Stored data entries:
************
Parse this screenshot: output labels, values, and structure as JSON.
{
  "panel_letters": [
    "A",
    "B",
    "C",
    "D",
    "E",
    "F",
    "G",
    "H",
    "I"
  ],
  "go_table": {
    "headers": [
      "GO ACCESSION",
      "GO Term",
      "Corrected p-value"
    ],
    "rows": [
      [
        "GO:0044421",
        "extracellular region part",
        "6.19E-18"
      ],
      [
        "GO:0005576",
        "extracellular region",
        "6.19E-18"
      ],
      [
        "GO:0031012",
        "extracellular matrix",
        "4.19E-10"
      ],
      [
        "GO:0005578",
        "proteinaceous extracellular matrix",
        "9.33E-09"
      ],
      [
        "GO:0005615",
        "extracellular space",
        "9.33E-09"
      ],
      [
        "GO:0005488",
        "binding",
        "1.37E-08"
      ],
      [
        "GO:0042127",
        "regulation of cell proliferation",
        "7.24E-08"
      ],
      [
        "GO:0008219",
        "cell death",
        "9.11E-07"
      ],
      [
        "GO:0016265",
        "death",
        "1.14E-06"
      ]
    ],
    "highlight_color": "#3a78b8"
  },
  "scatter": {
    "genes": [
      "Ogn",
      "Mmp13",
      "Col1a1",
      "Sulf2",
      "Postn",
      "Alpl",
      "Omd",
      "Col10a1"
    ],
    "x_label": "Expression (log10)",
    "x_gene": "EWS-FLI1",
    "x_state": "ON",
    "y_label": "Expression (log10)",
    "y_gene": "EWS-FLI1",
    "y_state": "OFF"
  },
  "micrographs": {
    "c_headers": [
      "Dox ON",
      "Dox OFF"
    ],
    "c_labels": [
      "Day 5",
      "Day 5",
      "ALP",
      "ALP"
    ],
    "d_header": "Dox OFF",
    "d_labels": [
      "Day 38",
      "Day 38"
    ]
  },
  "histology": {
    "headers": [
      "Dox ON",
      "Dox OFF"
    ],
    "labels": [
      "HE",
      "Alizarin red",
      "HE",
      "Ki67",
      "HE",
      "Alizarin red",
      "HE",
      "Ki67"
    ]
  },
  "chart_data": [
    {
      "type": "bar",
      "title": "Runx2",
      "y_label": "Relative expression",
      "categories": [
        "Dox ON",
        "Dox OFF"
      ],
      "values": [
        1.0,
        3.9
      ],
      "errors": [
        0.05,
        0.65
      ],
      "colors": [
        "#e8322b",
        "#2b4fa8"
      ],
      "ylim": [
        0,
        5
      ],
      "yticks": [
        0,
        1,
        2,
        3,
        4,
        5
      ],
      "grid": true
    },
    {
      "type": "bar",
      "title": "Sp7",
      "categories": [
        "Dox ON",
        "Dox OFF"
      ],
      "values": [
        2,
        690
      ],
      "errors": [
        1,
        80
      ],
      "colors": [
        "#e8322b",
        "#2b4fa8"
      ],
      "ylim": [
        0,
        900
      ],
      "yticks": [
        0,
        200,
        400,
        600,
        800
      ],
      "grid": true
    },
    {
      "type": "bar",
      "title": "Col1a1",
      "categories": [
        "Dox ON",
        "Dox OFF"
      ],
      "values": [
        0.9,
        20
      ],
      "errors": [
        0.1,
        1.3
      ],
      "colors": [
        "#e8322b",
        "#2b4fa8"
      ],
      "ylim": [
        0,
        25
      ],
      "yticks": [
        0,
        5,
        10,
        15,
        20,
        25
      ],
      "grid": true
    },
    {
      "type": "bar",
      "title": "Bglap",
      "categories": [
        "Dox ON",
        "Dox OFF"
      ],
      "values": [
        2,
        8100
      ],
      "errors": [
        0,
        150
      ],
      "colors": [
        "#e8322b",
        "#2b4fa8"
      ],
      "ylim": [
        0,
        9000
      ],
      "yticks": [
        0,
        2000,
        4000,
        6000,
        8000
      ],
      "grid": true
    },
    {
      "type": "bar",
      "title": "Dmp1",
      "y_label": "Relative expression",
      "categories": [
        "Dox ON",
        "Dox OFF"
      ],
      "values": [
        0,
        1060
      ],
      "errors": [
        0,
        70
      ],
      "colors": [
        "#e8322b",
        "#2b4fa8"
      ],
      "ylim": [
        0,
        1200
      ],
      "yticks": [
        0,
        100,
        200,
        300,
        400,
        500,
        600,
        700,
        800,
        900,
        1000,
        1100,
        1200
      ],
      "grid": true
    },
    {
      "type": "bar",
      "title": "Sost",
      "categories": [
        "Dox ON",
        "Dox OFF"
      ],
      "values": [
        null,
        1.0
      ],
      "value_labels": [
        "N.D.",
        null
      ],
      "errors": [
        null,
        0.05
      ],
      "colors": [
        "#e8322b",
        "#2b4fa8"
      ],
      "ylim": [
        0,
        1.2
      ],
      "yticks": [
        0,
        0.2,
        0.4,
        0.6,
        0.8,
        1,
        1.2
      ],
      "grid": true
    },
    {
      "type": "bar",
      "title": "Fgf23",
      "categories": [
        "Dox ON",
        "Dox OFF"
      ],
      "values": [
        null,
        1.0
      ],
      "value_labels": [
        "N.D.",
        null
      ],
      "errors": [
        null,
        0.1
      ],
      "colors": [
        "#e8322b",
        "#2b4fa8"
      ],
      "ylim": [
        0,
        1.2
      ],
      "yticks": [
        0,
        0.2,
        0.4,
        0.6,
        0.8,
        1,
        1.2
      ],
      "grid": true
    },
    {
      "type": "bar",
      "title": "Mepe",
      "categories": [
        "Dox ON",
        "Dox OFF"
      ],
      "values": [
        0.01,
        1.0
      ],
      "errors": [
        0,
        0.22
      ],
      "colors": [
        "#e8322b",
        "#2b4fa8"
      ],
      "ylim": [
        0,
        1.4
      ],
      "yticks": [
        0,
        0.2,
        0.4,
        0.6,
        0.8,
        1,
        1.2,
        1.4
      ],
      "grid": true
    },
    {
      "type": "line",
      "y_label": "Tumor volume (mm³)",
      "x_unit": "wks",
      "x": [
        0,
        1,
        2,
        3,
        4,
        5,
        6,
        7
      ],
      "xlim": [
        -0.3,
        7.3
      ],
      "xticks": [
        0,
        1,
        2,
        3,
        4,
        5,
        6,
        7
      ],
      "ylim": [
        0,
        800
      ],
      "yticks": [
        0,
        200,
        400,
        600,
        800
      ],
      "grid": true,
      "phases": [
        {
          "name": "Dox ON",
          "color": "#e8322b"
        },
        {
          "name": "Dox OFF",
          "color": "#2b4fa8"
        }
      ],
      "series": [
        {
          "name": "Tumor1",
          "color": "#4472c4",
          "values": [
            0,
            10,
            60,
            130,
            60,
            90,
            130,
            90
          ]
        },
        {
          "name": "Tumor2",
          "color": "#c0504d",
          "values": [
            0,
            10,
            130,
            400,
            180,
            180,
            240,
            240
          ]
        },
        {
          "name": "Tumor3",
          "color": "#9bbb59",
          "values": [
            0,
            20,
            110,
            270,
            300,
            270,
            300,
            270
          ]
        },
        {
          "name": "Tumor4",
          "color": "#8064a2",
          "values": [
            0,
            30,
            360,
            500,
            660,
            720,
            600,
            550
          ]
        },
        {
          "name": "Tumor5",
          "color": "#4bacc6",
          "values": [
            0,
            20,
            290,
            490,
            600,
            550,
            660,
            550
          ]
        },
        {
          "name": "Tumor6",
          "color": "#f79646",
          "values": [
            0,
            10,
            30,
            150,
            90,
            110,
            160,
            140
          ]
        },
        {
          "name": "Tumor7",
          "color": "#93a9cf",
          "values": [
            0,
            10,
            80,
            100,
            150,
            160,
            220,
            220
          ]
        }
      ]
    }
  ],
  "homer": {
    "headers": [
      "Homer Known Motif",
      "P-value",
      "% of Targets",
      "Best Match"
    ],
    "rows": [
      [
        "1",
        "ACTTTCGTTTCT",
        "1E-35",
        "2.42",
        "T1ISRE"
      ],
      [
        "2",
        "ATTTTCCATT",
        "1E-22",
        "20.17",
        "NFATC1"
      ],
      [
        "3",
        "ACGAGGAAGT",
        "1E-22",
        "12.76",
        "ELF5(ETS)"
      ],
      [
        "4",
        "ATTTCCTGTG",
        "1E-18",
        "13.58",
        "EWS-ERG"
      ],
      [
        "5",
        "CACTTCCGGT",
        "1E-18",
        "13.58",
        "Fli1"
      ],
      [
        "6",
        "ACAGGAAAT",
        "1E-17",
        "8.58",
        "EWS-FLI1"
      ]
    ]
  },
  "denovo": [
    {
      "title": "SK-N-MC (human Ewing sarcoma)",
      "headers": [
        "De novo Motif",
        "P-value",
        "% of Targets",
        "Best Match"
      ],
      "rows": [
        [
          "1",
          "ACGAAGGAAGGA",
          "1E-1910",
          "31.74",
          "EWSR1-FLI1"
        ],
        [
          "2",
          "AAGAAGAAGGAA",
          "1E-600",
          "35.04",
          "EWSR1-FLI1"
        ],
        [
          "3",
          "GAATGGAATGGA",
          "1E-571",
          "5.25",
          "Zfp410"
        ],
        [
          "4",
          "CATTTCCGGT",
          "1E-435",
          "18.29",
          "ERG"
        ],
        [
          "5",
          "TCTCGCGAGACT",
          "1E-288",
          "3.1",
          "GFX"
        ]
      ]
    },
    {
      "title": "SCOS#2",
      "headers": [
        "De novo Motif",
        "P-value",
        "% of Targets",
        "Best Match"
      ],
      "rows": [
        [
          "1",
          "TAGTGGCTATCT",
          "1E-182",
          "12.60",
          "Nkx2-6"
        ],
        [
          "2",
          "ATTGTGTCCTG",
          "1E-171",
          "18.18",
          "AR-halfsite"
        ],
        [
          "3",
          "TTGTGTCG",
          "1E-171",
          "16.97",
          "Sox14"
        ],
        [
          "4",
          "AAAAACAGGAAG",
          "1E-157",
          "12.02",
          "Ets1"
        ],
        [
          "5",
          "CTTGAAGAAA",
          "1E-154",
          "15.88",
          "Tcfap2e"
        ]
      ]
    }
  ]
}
************
→ **WHAT IS EXPECTED**: What is the number of lines in the records that hold the word "title"? Answer with that number only.

→ **OUTPUT**: 10